* _Records from a collection of figures_:
-*-

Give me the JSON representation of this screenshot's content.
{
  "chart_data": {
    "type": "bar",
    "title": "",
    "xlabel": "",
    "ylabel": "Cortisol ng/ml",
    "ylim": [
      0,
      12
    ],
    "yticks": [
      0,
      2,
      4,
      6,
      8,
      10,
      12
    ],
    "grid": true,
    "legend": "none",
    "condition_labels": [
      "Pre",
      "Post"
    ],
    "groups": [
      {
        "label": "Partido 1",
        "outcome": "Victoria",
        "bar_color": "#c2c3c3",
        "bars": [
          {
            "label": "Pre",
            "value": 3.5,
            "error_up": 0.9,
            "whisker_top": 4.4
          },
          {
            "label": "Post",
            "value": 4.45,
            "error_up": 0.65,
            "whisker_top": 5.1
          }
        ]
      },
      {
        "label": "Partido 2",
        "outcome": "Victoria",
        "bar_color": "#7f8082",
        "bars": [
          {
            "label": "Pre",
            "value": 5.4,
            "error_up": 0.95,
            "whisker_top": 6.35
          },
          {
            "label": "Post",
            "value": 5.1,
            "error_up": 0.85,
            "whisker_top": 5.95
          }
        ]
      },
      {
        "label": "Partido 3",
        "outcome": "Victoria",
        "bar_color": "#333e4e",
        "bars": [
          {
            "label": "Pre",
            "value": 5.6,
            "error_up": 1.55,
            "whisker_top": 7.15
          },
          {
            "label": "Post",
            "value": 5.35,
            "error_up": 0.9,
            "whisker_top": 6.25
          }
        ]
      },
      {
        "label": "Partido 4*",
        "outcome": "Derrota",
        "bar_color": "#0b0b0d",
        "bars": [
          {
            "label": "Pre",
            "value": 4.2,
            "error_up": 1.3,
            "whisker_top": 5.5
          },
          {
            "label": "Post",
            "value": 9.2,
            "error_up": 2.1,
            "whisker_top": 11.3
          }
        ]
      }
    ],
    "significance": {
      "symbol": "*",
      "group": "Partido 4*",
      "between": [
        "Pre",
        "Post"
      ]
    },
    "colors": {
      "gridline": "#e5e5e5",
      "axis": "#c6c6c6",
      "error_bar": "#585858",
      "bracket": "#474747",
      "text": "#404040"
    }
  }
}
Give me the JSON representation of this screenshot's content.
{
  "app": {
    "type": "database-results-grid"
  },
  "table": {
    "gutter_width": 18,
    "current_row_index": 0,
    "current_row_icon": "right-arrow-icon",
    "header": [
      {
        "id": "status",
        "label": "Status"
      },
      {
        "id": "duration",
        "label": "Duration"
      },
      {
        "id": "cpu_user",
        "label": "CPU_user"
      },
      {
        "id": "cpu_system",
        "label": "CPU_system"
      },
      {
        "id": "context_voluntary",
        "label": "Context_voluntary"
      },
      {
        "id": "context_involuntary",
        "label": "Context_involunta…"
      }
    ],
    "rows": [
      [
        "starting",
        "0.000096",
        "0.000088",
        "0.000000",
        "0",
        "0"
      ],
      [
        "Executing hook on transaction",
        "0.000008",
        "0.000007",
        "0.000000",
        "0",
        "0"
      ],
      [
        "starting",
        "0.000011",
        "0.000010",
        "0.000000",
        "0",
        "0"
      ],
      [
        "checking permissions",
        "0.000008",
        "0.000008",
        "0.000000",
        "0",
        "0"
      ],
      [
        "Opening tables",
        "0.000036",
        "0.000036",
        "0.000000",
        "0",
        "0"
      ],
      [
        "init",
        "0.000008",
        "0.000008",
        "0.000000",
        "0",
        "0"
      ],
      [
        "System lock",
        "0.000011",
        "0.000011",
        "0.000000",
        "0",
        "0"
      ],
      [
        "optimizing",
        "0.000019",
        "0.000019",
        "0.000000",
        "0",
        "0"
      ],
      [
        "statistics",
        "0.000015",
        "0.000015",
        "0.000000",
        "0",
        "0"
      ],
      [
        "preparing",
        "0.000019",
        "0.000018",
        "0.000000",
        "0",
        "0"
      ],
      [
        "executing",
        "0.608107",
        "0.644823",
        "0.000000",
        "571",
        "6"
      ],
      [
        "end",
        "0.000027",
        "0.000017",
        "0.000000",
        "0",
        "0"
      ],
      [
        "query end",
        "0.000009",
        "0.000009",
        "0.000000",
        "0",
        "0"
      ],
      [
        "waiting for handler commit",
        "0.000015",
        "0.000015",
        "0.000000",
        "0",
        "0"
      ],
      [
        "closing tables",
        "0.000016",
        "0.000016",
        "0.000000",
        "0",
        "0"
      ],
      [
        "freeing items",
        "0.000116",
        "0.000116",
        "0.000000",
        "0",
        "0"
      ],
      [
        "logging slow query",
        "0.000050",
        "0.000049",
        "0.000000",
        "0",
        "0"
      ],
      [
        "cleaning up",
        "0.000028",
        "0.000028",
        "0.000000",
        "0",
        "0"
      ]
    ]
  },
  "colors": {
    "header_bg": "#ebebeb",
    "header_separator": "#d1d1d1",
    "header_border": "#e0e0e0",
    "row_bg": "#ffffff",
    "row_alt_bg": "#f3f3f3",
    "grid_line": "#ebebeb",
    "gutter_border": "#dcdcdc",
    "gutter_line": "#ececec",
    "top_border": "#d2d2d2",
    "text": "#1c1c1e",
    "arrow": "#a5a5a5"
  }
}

-*-

* _DIRECTIONS_: Copy out each line of the entries that holds "value".

* _EXERCISE ANSWER_:
            "value": 3.5,
            "value": 4.45,
            "value": 5.4,
            "value": 5.1,
            "value": 5.6,
            "value": 5.35,
            "value": 4.2,
            "value": 9.2,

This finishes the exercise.